* start Extracted material *

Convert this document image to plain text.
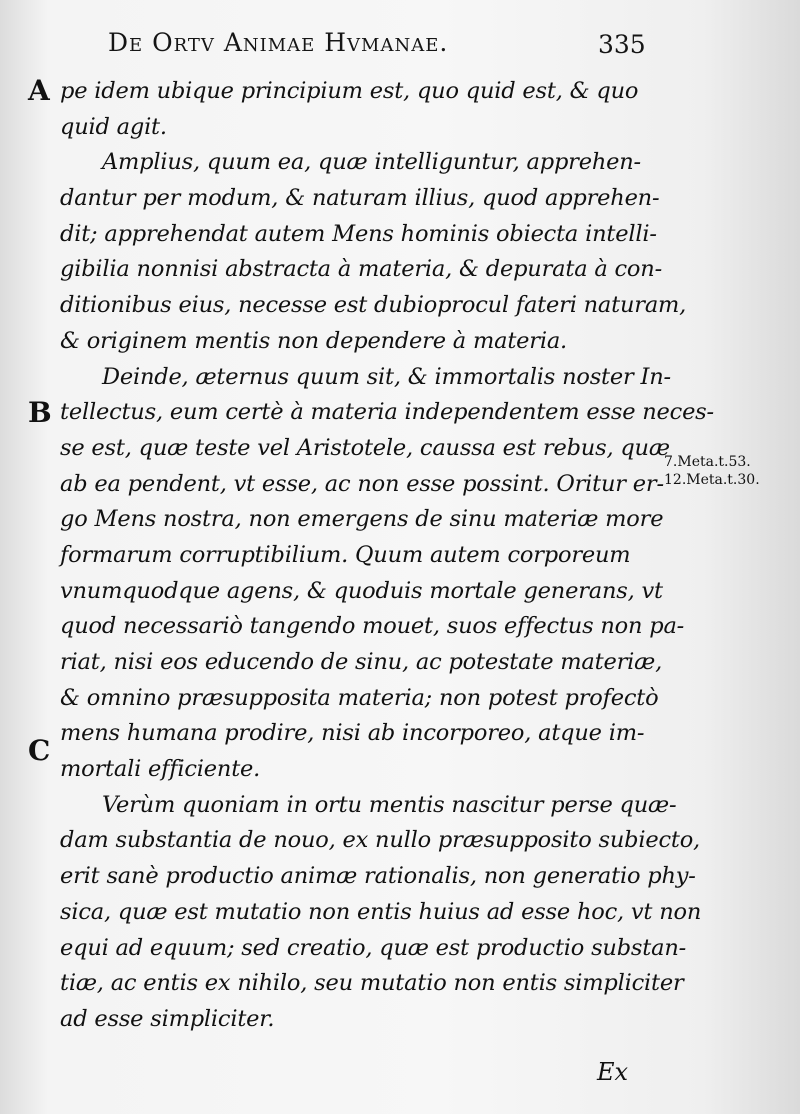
De Ortv Animae Hvmanae.	335
A
B
C
7.Meta.t.53.
12.Meta.t.30.
pe idem ubique principium est, quo quid est, & quo
quid agit.
Amplius, quum ea, quæ intelliguntur, apprehen-
dantur per modum, & naturam illius, quod apprehen-
dit; apprehendat autem Mens hominis obiecta intelli-
gibilia nonnisi abstracta à materia, & depurata à con-
ditionibus eius, necesse est dubioprocul fateri naturam,
& originem mentis non dependere à materia.
Deinde, æternus quum sit, & immortalis noster In-
tellectus, eum certè à materia independentem esse neces-
se est, quæ teste vel Aristotele, caussa est rebus, quæ
ab ea pendent, vt esse, ac non esse possint. Oritur er-
go Mens nostra, non emergens de sinu materiæ more
formarum corruptibilium. Quum autem corporeum
vnumquodque agens, & quoduis mortale generans, vt
quod necessariò tangendo mouet, suos effectus non pa-
riat, nisi eos educendo de sinu, ac potestate materiæ,
& omnino præsupposita materia; non potest profectò
mens humana prodire, nisi ab incorporeo, atque im-
mortali efficiente.
Verùm quoniam in ortu mentis nascitur perse quæ-
dam substantia de nouo, ex nullo præsupposito subiecto,
erit sanè productio animæ rationalis, non generatio phy-
sica, quæ est mutatio non entis huius ad esse hoc, vt non
equi ad equum; sed creatio, quæ est productio substan-
tiæ, ac entis ex nihilo, seu mutatio non entis simpliciter
ad esse simpliciter.
Ex
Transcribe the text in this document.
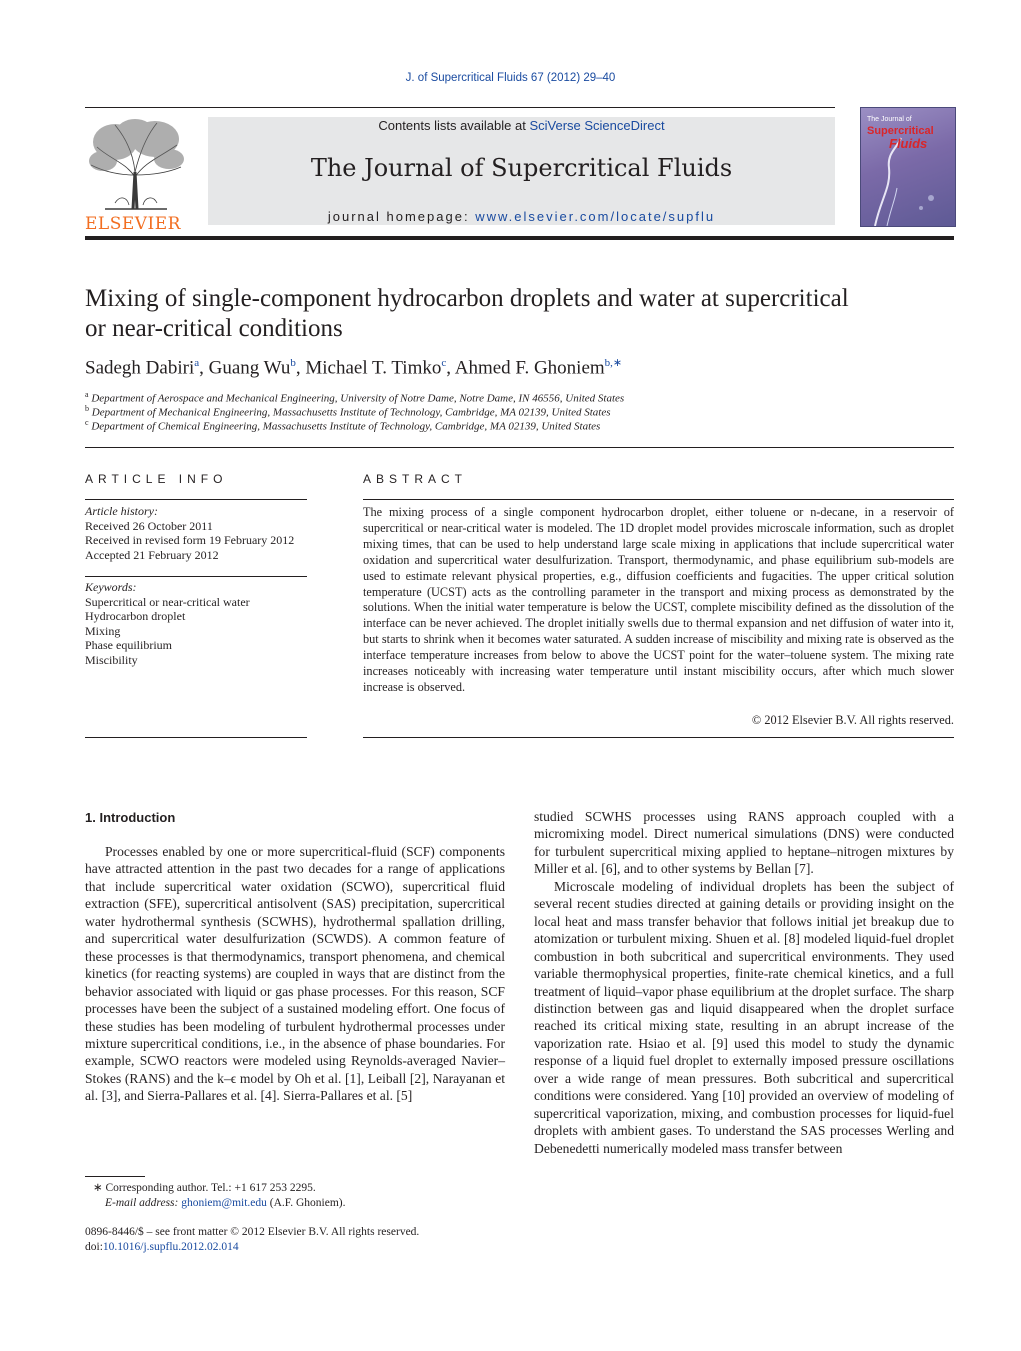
J. of Supercritical Fluids 67 (2012) 29–40
ELSEVIER
Contents lists available at SciVerse ScienceDirect
The Journal of Supercritical Fluids
journal homepage: www.elsevier.com/locate/supflu
The Journal of
Supercritical
Fluids
Mixing of single-component hydrocarbon droplets and water at supercritical
or near-critical conditions
Sadegh Dabiri$^a$, Guang Wu$^b$, Michael T. Timko$^c$, Ahmed F. Ghoniem$^{b,∗}$
$^a$ Department of Aerospace and Mechanical Engineering, University of Notre Dame, Notre Dame, IN 46556, United States
$^b$ Department of Mechanical Engineering, Massachusetts Institute of Technology, Cambridge, MA 02139, United States
$^c$ Department of Chemical Engineering, Massachusetts Institute of Technology, Cambridge, MA 02139, United States
ARTICLE INFO
Article history:
Received 26 October 2011
Received in revised form 19 February 2012
Accepted 21 February 2012
Keywords:
Supercritical or near-critical water
Hydrocarbon droplet
Mixing
Phase equilibrium
Miscibility
ABSTRACT
The mixing process of a single component hydrocarbon droplet, either toluene or n-decane, in a reservoir of supercritical or near-critical water is modeled. The 1D droplet model provides microscale information, such as droplet mixing times, that can be used to help understand large scale mixing in applications that include supercritical water oxidation and supercritical water desulfurization. Transport, thermodynamic, and phase equilibrium sub-models are used to estimate relevant physical properties, e.g., diffusion coefficients and fugacities. The upper critical solution temperature (UCST) acts as the controlling parameter in the transport and mixing process as demonstrated by the solutions. When the initial water temperature is below the UCST, complete miscibility defined as the dissolution of the interface can be never achieved. The droplet initially swells due to thermal expansion and net diffusion of water into it, but starts to shrink when it becomes water saturated. A sudden increase of miscibility and mixing rate is observed as the interface temperature increases from below to above the UCST point for the water–toluene system. The mixing rate increases noticeably with increasing water temperature until instant miscibility occurs, after which much slower increase is observed.
© 2012 Elsevier B.V. All rights reserved.
1. Introduction

Processes enabled by one or more supercritical-fluid (SCF) components have attracted attention in the past two decades for a range of applications that include supercritical water oxidation (SCWO), supercritical fluid extraction (SFE), supercritical antisolvent (SAS) precipitation, supercritical water hydrothermal synthesis (SCWHS), hydrothermal spallation drilling, and supercritical water desulfurization (SCWDS). A common feature of these processes is that thermodynamics, transport phenomena, and chemical kinetics (for reacting systems) are coupled in ways that are distinct from the behavior associated with liquid or gas phase processes. For this reason, SCF processes have been the subject of a sustained modeling effort. One focus of these studies has been modeling of turbulent hydrothermal processes under mixture supercritical conditions, i.e., in the absence of phase boundaries. For example, SCWO reactors were modeled using Reynolds-averaged Navier–Stokes (RANS) and the k–ϵ model by Oh et al. [1], Leiball [2], Narayanan et al. [3], and Sierra-Pallares et al. [4]. Sierra-Pallares et al. [5]

studied SCWHS processes using RANS approach coupled with a micromixing model. Direct numerical simulations (DNS) were conducted for turbulent supercritical mixing applied to heptane–nitrogen mixtures by Miller et al. [6], and to other systems by Bellan [7].

Microscale modeling of individual droplets has been the subject of several recent studies directed at gaining details or providing insight on the local heat and mass transfer behavior that follows initial jet breakup due to atomization or turbulent mixing. Shuen et al. [8] modeled liquid-fuel droplet combustion in both subcritical and supercritical environments. They used variable thermophysical properties, finite-rate chemical kinetics, and a full treatment of liquid–vapor phase equilibrium at the droplet surface. The sharp distinction between gas and liquid disappeared when the droplet surface reached its critical mixing state, resulting in an abrupt increase of the vaporization rate. Hsiao et al. [9] used this model to study the dynamic response of a liquid fuel droplet to externally imposed pressure oscillations over a wide range of mean pressures. Both subcritical and supercritical conditions were considered. Yang [10] provided an overview of modeling of supercritical vaporization, mixing, and combustion processes for liquid-fuel droplets with ambient gases. To understand the SAS processes Werling and Debenedetti numerically modeled mass transfer between

∗ Corresponding author. Tel.: +1 617 253 2295.
E-mail address: ghoniem@mit.edu (A.F. Ghoniem).
0896-8446/$ – see front matter © 2012 Elsevier B.V. All rights reserved.
doi:10.1016/j.supflu.2012.02.014
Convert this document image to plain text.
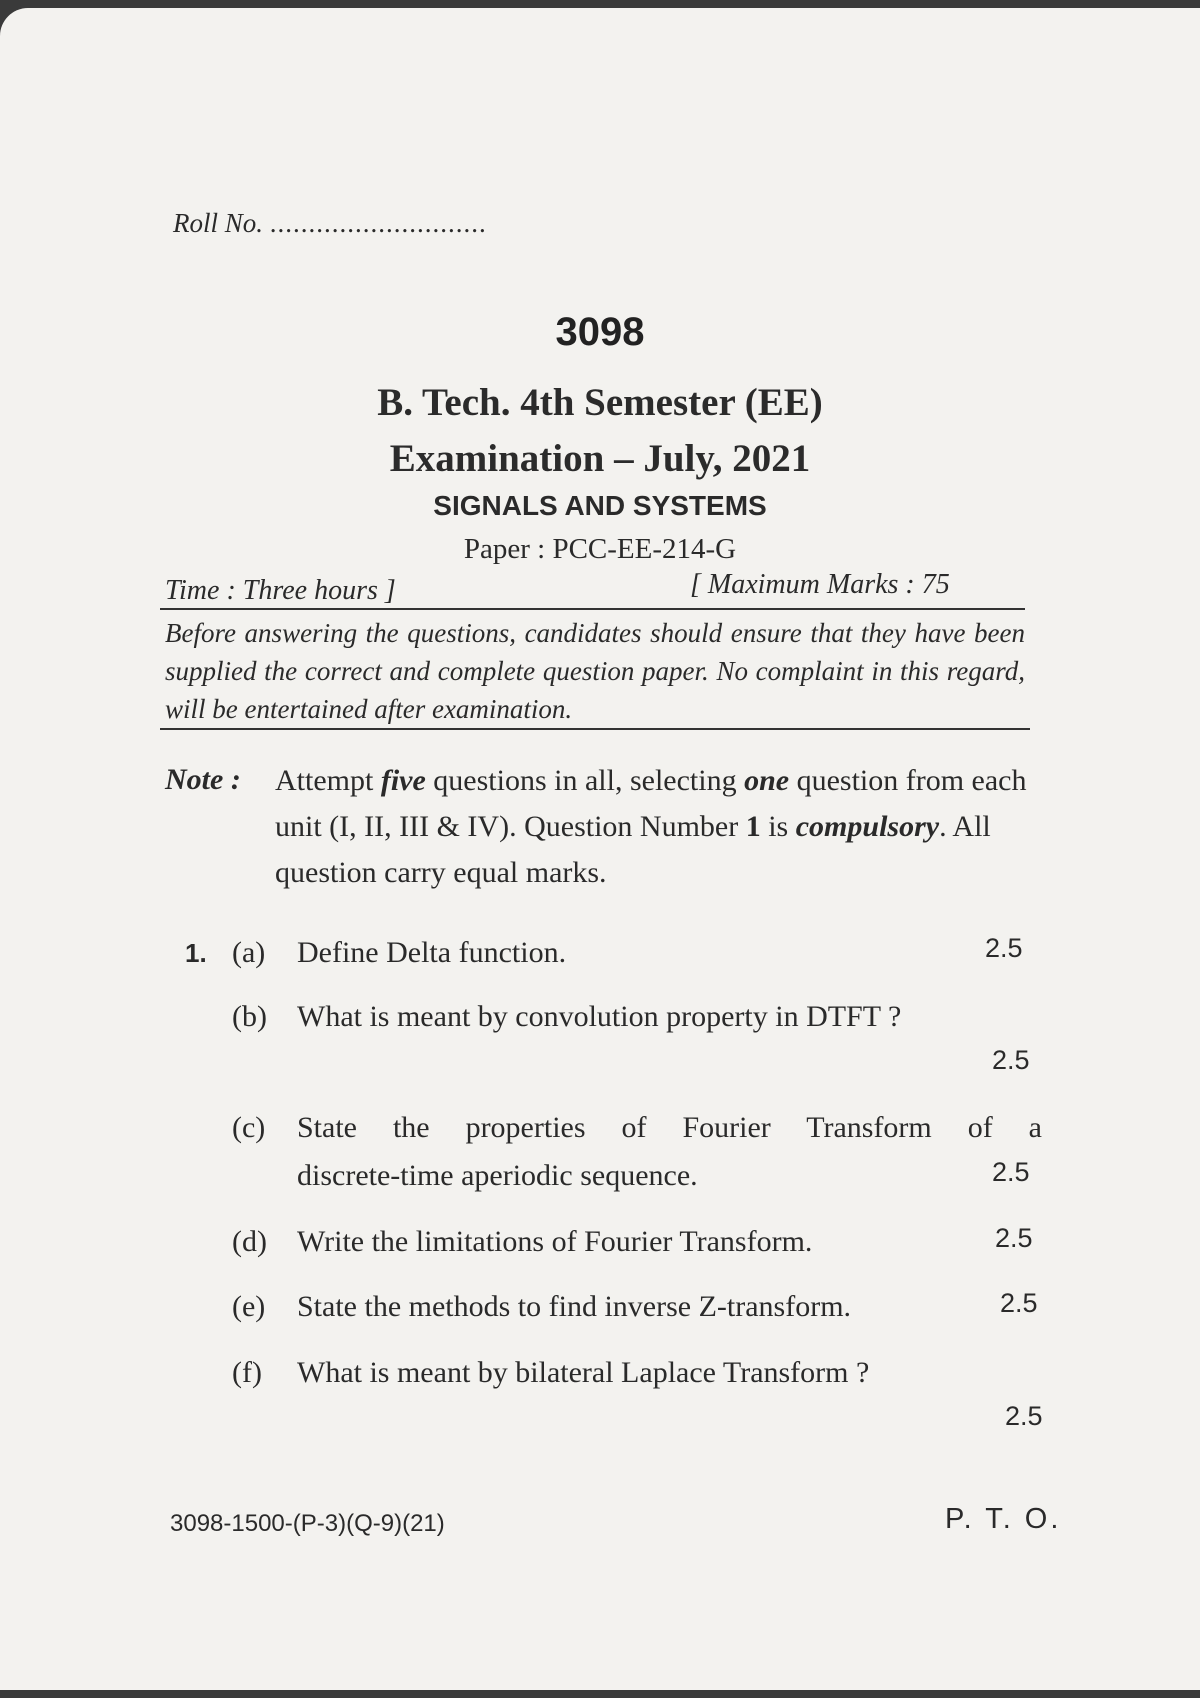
Roll No. ............................
3098
B. Tech. 4th Semester (EE)
Examination – July, 2021
SIGNALS AND SYSTEMS
Paper : PCC-EE-214-G
Time : Three hours ]	[ Maximum Marks : 75
Before answering the questions, candidates should ensure that they have been supplied the correct and complete question paper. No complaint in this regard, will be entertained after examination.
Note : Attempt five questions in all, selecting one question from each unit (I, II, III & IV). Question Number 1 is compulsory. All question carry equal marks.
1. (a) Define Delta function.	2.5
(b) What is meant by convolution property in DTFT ?
2.5
(c) State the properties of Fourier Transform of a
discrete-time aperiodic sequence.	2.5
(d) Write the limitations of Fourier Transform.	2.5
(e) State the methods to find inverse Z-transform.	2.5
(f) What is meant by bilateral Laplace Transform ?
2.5
3098-1500-(P-3)(Q-9)(21)	P. T. O.
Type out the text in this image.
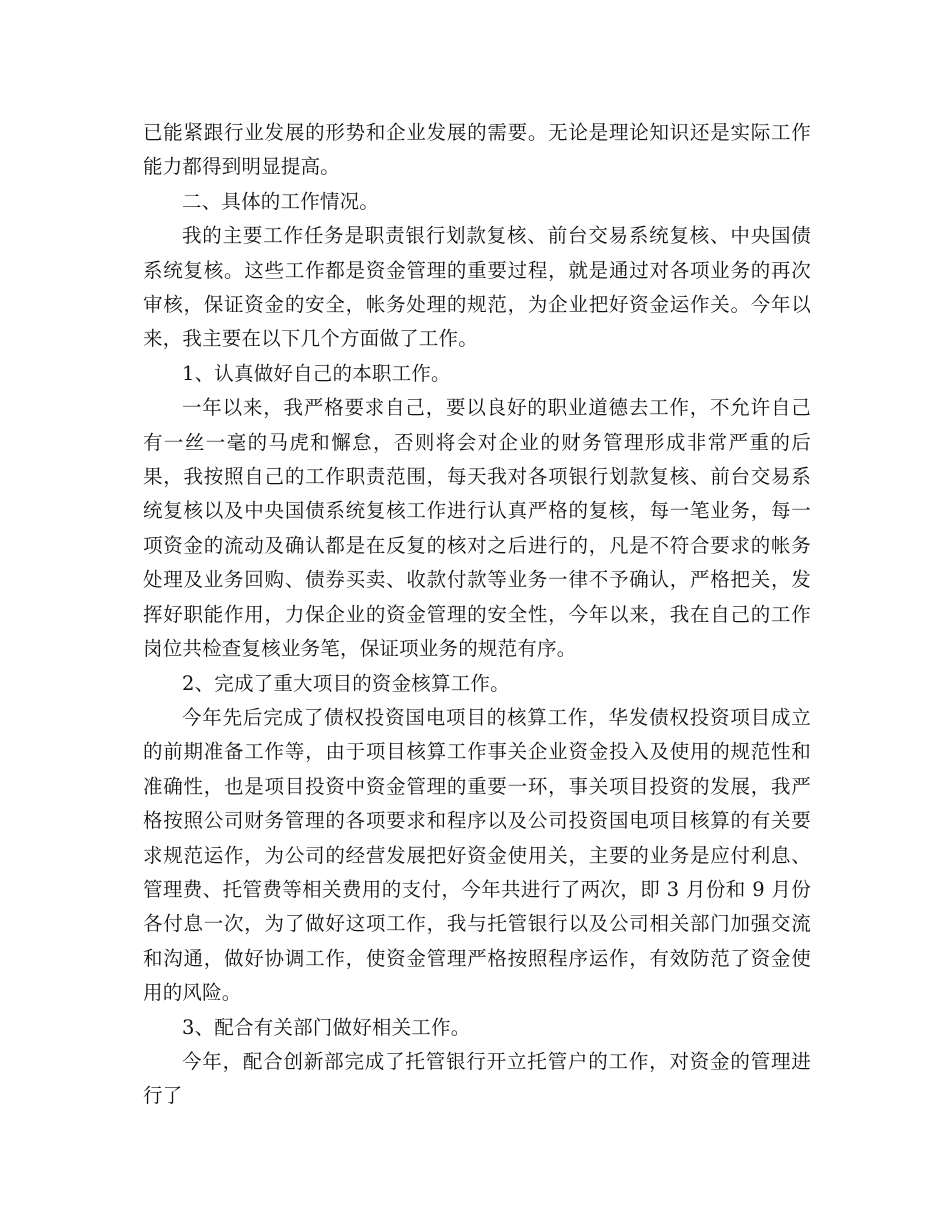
已能紧跟行业发展的形势和企业发展的需要。无论是理论知识还是实际工作能力都得到明显提高。

二、具体的工作情况。

我的主要工作任务是职责银行划款复核、前台交易系统复核、中央国债系统复核。这些工作都是资金管理的重要过程，就是通过对各项业务的再次审核，保证资金的安全，帐务处理的规范，为企业把好资金运作关。今年以来，我主要在以下几个方面做了工作。

1、认真做好自己的本职工作。

一年以来，我严格要求自己，要以良好的职业道德去工作，不允许自己有一丝一毫的马虎和懈怠，否则将会对企业的财务管理形成非常严重的后果，我按照自己的工作职责范围，每天我对各项银行划款复核、前台交易系统复核以及中央国债系统复核工作进行认真严格的复核，每一笔业务，每一项资金的流动及确认都是在反复的核对之后进行的，凡是不符合要求的帐务处理及业务回购、债券买卖、收款付款等业务一律不予确认，严格把关，发挥好职能作用，力保企业的资金管理的安全性，今年以来，我在自己的工作岗位共检查复核业务笔，保证项业务的规范有序。

2、完成了重大项目的资金核算工作。

今年先后完成了债权投资国电项目的核算工作，华发债权投资项目成立的前期准备工作等，由于项目核算工作事关企业资金投入及使用的规范性和准确性，也是项目投资中资金管理的重要一环，事关项目投资的发展，我严格按照公司财务管理的各项要求和程序以及公司投资国电项目核算的有关要求规范运作，为公司的经营发展把好资金使用关，主要的业务是应付利息、管理费、托管费等相关费用的支付，今年共进行了两次，即 3 月份和 9 月份各付息一次，为了做好这项工作，我与托管银行以及公司相关部门加强交流和沟通，做好协调工作，使资金管理严格按照程序运作，有效防范了资金使用的风险。

3、配合有关部门做好相关工作。

今年，配合创新部完成了托管银行开立托管户的工作，对资金的管理进行了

* end Extracted material *

Task brief
Supply the count of lines in the entries that contain the word "questions", and nothing besides.

Worked solution
2